§ WHAT YOU WILL DO
Repeat all the material exactly; pictures stay out of your copy.
+++ DATASET ENTRIES
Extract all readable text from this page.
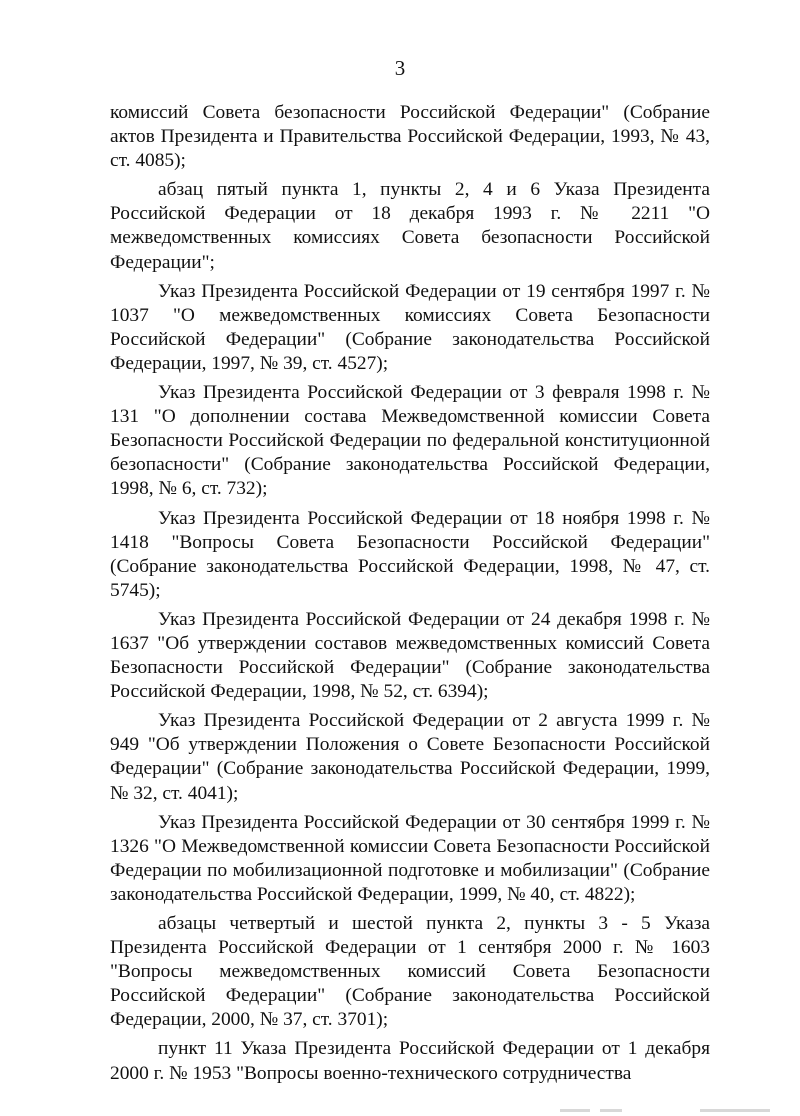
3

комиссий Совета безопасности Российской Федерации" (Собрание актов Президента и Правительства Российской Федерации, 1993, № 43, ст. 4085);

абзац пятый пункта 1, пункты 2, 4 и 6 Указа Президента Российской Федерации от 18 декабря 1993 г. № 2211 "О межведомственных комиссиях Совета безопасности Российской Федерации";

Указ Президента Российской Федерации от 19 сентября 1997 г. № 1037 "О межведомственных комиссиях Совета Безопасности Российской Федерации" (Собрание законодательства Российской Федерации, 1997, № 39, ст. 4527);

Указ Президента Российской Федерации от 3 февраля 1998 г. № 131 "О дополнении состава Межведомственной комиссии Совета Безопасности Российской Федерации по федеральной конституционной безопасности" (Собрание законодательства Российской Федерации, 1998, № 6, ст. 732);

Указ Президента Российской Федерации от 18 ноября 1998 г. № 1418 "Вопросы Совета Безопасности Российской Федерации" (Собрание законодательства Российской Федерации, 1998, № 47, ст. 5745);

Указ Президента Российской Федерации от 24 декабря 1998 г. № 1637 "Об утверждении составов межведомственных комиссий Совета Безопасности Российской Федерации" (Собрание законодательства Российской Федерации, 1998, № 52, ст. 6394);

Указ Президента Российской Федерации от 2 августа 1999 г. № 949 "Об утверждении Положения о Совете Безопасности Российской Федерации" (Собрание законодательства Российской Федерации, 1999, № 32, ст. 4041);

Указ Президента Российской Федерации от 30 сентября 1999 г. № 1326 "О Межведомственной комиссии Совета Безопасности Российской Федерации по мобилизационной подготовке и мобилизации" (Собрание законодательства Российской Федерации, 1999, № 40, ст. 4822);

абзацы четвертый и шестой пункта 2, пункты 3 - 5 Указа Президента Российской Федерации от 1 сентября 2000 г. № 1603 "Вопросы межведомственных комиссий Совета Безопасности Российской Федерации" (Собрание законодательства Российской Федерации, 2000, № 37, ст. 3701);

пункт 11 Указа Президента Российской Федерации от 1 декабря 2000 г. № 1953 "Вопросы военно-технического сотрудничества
++++++
§ EXERCISE ANSWER
Extract all readable text from this page.
3

комиссий Совета безопасности Российской Федерации" (Собрание актов Президента и Правительства Российской Федерации, 1993, № 43, ст. 4085);

абзац пятый пункта 1, пункты 2, 4 и 6 Указа Президента Российской Федерации от 18 декабря 1993 г. № 2211 "О межведомственных комиссиях Совета безопасности Российской Федерации";

Указ Президента Российской Федерации от 19 сентября 1997 г. № 1037 "О межведомственных комиссиях Совета Безопасности Российской Федерации" (Собрание законодательства Российской Федерации, 1997, № 39, ст. 4527);

Указ Президента Российской Федерации от 3 февраля 1998 г. № 131 "О дополнении состава Межведомственной комиссии Совета Безопасности Российской Федерации по федеральной конституционной безопасности" (Собрание законодательства Российской Федерации, 1998, № 6, ст. 732);

Указ Президента Российской Федерации от 18 ноября 1998 г. № 1418 "Вопросы Совета Безопасности Российской Федерации" (Собрание законодательства Российской Федерации, 1998, № 47, ст. 5745);

Указ Президента Российской Федерации от 24 декабря 1998 г. № 1637 "Об утверждении составов межведомственных комиссий Совета Безопасности Российской Федерации" (Собрание законодательства Российской Федерации, 1998, № 52, ст. 6394);

Указ Президента Российской Федерации от 2 августа 1999 г. № 949 "Об утверждении Положения о Совете Безопасности Российской Федерации" (Собрание законодательства Российской Федерации, 1999, № 32, ст. 4041);

Указ Президента Российской Федерации от 30 сентября 1999 г. № 1326 "О Межведомственной комиссии Совета Безопасности Российской Федерации по мобилизационной подготовке и мобилизации" (Собрание законодательства Российской Федерации, 1999, № 40, ст. 4822);

абзацы четвертый и шестой пункта 2, пункты 3 - 5 Указа Президента Российской Федерации от 1 сентября 2000 г. № 1603 "Вопросы межведомственных комиссий Совета Безопасности Российской Федерации" (Собрание законодательства Российской Федерации, 2000, № 37, ст. 3701);

пункт 11 Указа Президента Российской Федерации от 1 декабря 2000 г. № 1953 "Вопросы военно-технического сотрудничества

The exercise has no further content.